### EXERCISE TASK
Reproduce all of the data exactly, with no line skipped.

------------------------------

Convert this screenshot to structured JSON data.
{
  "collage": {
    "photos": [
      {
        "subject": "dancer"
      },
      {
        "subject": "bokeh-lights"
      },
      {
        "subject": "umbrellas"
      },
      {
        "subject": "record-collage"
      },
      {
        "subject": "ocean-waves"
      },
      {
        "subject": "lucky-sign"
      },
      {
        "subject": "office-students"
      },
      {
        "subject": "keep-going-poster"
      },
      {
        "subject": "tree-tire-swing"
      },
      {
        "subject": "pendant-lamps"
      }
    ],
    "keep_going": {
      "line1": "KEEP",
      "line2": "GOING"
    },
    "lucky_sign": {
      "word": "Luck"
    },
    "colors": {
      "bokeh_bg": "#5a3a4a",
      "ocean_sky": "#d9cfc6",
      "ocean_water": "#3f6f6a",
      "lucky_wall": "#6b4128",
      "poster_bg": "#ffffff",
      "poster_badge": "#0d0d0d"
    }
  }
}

------------------------------

### SOLUTION TO THIS TASK
Convert this screenshot to structured JSON data.
{
  "collage": {
    "photos": [
      {
        "subject": "dancer"
      },
      {
        "subject": "bokeh-lights"
      },
      {
        "subject": "umbrellas"
      },
      {
        "subject": "record-collage"
      },
      {
        "subject": "ocean-waves"
      },
      {
        "subject": "lucky-sign"
      },
      {
        "subject": "office-students"
      },
      {
        "subject": "keep-going-poster"
      },
      {
        "subject": "tree-tire-swing"
      },
      {
        "subject": "pendant-lamps"
      }
    ],
    "keep_going": {
      "line1": "KEEP",
      "line2": "GOING"
    },
    "lucky_sign": {
      "word": "Luck"
    },
    "colors": {
      "bokeh_bg": "#5a3a4a",
      "ocean_sky": "#d9cfc6",
      "ocean_water": "#3f6f6a",
      "lucky_wall": "#6b4128",
      "poster_bg": "#ffffff",
      "poster_badge": "#0d0d0d"
    }
  }
}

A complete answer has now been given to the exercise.